Give only a count of the lines that include the string "title".

************

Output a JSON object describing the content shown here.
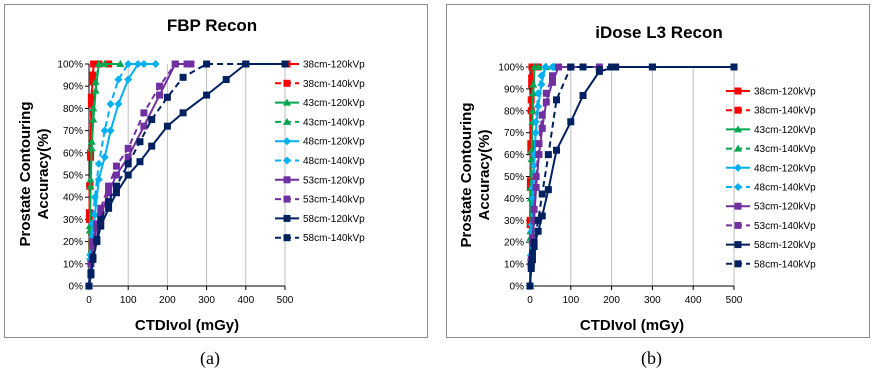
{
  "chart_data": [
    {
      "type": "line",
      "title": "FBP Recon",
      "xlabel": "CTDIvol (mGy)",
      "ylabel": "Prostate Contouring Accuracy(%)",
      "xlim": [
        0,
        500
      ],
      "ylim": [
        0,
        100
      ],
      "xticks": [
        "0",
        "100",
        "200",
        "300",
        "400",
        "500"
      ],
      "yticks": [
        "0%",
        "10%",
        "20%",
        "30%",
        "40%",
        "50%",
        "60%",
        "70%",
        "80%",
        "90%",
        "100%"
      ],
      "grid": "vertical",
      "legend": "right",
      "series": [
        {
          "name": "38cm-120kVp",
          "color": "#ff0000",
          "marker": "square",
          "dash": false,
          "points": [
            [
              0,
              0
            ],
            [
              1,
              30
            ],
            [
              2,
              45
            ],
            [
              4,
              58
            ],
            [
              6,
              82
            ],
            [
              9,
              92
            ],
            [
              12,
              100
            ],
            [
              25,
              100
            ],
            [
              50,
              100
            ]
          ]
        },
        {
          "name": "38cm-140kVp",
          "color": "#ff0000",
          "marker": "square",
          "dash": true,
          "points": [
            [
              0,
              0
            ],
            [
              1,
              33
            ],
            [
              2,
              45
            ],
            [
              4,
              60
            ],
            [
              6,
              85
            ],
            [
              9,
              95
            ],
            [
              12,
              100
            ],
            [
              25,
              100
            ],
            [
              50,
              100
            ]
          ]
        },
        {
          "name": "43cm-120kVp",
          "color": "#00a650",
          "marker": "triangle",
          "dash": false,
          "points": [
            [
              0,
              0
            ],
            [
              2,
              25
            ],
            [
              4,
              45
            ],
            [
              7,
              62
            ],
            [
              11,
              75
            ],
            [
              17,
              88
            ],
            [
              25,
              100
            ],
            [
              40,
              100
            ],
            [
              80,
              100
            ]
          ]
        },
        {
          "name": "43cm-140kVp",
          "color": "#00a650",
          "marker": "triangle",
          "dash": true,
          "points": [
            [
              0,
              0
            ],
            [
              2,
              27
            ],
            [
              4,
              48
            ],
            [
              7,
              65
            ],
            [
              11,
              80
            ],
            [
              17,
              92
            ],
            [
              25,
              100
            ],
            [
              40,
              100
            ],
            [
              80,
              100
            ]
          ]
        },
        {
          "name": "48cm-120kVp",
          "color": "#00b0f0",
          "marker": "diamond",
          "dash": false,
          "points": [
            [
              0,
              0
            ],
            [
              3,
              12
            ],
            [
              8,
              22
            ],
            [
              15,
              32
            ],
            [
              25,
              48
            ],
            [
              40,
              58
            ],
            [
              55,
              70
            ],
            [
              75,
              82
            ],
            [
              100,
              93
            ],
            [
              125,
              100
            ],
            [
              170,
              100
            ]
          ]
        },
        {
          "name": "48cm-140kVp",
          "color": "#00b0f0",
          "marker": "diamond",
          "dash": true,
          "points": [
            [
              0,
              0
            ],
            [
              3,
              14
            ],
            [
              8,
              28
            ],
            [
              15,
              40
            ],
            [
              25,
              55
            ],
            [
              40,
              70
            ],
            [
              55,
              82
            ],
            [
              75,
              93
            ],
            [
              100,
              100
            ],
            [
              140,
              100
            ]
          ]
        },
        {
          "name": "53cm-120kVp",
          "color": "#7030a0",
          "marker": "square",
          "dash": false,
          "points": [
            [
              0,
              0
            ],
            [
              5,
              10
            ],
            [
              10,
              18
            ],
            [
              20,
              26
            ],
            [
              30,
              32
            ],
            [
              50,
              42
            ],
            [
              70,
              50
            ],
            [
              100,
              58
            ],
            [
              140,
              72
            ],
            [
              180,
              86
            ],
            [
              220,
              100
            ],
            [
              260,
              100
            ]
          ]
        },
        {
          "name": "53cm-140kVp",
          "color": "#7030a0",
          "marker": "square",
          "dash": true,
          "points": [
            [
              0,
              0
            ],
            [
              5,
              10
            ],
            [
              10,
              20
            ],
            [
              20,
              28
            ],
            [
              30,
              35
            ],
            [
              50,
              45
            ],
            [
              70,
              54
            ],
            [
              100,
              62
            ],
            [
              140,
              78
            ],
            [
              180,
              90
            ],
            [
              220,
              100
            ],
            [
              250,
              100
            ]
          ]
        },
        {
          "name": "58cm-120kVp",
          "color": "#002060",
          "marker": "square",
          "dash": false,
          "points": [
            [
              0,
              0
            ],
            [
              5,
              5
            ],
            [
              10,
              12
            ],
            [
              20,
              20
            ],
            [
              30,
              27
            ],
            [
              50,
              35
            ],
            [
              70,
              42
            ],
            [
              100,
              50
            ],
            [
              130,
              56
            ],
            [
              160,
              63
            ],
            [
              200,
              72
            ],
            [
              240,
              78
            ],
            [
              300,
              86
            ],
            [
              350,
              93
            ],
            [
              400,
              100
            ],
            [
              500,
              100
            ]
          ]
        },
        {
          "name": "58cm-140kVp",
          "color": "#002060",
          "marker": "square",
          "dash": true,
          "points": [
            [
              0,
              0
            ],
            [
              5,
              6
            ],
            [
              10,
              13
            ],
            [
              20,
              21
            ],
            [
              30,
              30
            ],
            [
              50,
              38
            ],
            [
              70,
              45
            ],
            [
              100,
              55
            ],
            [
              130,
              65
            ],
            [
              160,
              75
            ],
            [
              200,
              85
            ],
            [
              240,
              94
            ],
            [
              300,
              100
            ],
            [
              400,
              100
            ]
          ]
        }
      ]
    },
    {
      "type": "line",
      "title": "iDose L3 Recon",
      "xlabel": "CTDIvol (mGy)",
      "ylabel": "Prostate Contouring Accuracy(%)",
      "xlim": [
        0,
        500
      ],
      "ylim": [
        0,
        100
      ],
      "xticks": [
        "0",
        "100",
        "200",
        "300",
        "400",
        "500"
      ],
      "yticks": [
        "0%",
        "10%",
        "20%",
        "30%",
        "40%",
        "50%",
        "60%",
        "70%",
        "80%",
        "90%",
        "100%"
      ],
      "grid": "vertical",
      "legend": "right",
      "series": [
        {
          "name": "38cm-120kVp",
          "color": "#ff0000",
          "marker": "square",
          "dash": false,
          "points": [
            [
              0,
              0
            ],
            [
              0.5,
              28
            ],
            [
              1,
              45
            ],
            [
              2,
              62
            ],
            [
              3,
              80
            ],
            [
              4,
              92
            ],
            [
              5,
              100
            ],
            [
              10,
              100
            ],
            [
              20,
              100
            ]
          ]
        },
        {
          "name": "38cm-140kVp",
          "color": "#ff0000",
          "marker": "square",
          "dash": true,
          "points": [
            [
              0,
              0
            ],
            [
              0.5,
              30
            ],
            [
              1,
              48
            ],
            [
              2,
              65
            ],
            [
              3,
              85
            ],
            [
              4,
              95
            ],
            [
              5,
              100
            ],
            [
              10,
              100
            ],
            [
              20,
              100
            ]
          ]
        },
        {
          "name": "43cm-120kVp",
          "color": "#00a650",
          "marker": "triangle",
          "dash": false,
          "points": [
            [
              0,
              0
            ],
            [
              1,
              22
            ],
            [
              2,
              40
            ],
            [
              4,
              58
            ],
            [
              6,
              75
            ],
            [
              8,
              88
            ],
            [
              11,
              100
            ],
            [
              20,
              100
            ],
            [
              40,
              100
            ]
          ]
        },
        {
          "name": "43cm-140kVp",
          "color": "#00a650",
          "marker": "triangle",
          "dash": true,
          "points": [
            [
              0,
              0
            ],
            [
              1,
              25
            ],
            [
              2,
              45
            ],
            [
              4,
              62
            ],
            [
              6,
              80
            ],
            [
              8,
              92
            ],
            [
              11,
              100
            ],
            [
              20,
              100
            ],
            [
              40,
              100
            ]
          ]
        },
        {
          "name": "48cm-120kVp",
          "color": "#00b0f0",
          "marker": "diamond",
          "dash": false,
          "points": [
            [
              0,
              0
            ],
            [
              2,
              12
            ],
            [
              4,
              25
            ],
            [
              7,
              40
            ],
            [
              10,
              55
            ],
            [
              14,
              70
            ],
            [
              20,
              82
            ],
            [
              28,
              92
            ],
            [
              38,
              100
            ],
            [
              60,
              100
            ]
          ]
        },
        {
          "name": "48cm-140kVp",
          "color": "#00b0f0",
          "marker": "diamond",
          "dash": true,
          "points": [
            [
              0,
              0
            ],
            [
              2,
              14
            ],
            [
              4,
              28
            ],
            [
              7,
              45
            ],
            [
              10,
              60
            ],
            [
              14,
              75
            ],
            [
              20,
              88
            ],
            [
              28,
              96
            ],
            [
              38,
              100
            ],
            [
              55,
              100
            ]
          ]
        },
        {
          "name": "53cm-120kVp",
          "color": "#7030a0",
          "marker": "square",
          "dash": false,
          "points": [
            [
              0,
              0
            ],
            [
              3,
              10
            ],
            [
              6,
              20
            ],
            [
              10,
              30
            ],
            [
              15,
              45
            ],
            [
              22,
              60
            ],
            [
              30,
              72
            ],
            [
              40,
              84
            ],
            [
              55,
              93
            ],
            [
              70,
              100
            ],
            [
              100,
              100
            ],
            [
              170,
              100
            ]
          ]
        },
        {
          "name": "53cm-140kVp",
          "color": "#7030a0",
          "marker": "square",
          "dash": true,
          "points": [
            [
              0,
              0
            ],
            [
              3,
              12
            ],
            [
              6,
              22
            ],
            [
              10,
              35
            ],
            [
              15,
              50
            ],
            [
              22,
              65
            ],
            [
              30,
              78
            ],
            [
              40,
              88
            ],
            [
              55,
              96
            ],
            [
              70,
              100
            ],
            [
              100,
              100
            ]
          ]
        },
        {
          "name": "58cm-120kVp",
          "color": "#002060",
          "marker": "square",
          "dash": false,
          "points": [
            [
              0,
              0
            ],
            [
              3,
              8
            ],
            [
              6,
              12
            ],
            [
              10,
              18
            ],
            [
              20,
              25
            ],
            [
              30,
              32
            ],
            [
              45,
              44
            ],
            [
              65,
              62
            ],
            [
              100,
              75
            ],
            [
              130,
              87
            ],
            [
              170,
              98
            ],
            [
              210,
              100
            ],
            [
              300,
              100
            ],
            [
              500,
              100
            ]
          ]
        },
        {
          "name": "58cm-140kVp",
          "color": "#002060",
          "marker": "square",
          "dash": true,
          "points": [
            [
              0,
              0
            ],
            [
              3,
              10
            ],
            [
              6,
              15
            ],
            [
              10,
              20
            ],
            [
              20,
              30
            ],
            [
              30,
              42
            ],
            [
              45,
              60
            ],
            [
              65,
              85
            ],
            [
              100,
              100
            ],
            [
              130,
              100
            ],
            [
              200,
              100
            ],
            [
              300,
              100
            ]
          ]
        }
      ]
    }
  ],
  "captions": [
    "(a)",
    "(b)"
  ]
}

************

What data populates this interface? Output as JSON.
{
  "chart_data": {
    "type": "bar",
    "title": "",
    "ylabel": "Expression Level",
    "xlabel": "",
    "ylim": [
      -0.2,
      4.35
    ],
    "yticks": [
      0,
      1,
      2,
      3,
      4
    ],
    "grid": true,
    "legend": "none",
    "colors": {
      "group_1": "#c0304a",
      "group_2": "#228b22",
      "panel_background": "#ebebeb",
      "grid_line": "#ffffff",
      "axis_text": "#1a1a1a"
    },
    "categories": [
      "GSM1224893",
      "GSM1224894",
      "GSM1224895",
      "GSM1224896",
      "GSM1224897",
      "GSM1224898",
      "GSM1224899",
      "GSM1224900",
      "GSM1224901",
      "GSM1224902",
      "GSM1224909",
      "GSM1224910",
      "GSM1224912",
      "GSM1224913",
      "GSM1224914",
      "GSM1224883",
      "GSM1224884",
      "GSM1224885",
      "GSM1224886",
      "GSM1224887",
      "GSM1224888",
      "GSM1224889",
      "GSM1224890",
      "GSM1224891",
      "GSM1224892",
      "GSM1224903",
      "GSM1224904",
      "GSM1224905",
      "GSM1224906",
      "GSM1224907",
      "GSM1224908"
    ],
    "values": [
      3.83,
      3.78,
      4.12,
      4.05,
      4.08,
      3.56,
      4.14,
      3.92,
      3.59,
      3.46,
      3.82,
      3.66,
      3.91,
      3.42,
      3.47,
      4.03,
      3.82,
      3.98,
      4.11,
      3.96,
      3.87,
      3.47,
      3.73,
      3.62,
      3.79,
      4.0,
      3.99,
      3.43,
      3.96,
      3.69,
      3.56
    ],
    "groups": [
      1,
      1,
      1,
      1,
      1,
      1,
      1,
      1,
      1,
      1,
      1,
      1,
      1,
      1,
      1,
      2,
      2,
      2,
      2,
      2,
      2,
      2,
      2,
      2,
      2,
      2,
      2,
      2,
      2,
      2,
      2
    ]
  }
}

************

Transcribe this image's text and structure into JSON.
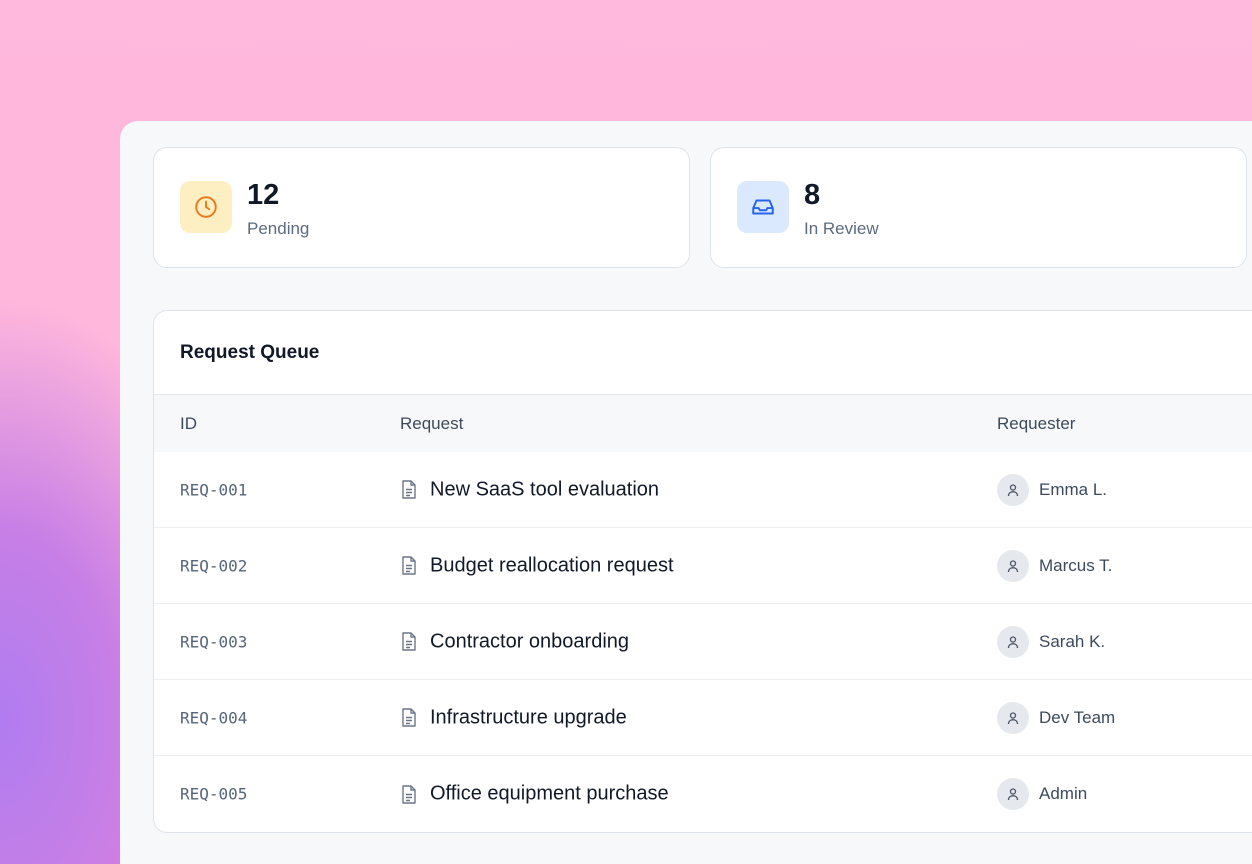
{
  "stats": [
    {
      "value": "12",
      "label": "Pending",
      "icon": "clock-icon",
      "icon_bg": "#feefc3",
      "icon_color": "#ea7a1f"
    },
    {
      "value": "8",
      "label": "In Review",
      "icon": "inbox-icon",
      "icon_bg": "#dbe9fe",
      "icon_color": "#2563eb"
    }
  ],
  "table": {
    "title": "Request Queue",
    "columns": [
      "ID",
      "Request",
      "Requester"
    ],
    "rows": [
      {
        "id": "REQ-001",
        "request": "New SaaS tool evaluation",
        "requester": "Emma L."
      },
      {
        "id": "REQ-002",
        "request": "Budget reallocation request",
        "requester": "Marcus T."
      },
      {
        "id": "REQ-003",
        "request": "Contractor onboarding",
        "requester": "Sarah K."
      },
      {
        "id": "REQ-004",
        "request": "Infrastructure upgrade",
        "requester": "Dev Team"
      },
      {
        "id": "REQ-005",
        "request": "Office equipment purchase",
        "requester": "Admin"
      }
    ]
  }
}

************

§ Response below: 4